## start Source material

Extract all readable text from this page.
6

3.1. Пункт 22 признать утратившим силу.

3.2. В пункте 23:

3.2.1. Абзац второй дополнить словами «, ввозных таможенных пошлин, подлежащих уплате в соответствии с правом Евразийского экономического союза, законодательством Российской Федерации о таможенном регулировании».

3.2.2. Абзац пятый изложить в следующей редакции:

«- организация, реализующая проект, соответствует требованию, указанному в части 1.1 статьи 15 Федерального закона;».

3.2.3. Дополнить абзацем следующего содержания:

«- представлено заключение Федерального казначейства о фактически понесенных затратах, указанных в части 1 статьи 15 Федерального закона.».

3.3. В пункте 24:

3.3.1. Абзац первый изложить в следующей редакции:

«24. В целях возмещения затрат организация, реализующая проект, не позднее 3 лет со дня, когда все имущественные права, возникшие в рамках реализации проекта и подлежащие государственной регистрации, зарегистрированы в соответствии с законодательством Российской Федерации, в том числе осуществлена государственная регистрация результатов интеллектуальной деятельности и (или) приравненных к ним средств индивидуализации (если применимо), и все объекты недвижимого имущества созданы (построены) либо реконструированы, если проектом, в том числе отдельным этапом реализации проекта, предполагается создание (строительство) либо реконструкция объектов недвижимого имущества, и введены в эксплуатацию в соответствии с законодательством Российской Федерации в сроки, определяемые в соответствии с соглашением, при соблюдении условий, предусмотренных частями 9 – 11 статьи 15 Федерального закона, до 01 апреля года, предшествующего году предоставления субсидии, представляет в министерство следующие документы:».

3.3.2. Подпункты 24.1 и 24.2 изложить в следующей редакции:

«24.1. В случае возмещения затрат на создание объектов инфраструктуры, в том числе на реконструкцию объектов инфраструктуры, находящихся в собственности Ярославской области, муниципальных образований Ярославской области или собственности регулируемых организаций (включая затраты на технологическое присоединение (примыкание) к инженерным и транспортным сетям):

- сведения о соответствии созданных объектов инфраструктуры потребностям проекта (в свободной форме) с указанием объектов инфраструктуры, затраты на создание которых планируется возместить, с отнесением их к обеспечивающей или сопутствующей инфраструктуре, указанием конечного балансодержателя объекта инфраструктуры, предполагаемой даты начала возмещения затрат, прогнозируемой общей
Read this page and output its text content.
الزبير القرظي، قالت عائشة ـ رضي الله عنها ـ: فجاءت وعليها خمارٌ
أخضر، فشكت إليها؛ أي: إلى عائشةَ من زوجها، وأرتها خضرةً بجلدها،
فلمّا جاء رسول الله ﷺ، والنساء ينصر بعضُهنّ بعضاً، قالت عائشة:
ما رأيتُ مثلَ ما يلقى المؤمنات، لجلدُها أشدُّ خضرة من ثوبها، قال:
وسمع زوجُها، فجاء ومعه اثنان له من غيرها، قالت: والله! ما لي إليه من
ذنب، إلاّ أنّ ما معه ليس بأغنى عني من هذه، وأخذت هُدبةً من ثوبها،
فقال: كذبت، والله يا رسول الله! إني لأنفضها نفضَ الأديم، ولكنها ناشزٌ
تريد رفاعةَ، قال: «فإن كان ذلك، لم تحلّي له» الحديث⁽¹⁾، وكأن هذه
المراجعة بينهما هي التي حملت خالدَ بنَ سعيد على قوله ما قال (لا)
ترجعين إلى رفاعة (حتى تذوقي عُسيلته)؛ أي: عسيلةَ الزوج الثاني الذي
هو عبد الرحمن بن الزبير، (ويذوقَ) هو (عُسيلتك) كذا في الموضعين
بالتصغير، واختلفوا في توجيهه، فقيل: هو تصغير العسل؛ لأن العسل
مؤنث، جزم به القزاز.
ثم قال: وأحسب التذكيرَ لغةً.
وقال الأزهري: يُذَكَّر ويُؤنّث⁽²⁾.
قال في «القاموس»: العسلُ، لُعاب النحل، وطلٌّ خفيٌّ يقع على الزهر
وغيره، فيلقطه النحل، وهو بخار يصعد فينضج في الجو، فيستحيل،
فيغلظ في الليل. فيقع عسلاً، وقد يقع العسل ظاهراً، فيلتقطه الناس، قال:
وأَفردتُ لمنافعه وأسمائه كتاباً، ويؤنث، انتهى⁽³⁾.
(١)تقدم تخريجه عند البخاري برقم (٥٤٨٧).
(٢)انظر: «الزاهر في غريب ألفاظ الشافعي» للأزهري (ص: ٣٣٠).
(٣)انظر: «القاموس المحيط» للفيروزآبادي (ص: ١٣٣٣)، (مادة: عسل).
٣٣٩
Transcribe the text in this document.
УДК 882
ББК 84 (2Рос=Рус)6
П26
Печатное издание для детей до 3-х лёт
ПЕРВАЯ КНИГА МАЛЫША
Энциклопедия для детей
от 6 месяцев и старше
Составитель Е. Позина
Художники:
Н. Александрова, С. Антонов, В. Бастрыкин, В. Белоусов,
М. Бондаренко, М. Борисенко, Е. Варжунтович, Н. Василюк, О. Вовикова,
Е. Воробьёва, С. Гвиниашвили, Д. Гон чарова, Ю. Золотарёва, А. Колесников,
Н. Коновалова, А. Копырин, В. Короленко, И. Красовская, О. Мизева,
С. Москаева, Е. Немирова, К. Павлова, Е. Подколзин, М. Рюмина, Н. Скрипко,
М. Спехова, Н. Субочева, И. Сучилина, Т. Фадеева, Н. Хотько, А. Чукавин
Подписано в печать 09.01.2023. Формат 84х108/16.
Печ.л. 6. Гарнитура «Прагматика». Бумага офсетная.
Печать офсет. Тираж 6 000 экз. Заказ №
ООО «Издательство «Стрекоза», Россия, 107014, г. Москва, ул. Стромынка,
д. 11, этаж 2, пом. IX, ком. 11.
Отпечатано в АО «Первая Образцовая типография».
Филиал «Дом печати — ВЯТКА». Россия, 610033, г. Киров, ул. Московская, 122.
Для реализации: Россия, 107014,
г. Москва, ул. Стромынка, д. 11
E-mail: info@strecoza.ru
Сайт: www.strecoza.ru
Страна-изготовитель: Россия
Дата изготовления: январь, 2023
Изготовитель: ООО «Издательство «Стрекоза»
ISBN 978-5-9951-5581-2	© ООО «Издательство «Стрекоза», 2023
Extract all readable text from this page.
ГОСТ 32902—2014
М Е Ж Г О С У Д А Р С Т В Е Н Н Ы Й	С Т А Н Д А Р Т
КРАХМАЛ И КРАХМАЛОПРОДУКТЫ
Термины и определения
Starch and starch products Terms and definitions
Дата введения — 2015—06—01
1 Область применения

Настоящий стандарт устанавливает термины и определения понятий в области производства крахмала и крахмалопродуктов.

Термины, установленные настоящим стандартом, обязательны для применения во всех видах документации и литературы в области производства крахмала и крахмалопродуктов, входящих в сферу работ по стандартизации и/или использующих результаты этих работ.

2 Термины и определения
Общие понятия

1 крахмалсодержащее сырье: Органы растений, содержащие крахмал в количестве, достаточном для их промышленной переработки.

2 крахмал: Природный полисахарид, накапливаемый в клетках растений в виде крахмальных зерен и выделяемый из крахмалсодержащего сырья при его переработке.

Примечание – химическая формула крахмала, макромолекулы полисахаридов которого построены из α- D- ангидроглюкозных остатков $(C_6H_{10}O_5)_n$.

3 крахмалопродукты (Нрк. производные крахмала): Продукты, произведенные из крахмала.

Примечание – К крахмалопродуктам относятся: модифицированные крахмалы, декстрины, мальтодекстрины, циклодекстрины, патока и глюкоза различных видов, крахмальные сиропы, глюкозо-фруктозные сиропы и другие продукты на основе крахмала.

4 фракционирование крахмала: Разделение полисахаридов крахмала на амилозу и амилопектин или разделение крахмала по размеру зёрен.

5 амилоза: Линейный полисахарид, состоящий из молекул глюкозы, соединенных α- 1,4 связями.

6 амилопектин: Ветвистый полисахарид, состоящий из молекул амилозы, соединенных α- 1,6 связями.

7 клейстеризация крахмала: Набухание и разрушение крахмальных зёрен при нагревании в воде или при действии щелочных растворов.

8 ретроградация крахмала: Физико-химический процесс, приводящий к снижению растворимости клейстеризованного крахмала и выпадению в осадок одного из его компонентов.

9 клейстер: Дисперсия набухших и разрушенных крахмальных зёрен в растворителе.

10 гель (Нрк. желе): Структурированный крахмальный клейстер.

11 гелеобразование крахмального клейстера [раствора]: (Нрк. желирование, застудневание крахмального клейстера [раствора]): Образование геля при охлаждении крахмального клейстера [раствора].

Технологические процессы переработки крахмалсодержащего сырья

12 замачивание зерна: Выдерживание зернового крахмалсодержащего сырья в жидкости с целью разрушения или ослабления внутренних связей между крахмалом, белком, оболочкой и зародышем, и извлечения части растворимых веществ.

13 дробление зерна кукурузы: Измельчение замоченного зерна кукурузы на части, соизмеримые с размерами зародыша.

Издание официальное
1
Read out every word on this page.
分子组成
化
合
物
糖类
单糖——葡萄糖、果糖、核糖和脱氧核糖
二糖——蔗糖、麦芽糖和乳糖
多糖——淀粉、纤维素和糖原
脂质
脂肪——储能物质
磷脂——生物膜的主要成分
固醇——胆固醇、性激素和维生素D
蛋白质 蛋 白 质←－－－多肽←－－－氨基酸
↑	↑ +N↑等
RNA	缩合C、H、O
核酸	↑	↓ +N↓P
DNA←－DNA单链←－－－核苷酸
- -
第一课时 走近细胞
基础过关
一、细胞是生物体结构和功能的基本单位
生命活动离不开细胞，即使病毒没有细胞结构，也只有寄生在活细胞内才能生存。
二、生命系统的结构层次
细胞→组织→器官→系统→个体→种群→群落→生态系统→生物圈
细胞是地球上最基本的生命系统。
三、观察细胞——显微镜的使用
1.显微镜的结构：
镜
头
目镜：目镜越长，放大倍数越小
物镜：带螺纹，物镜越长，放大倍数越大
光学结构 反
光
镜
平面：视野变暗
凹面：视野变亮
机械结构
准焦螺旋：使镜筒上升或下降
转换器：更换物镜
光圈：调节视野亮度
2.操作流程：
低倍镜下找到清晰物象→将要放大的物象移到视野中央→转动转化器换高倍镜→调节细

## end Source material

__What you need to do__
Show every line above in which the word "крахмалопродуктов" occurs.

__Reply to the task__
Настоящий стандарт устанавливает термины и определения понятий в области производства крахмала и крахмалопродуктов.
Термины, установленные настоящим стандартом, обязательны для применения во всех видах документации и литературы в области производства крахмала и крахмалопродуктов, входящих в сферу работ по стандартизации и/или использующих результаты этих работ.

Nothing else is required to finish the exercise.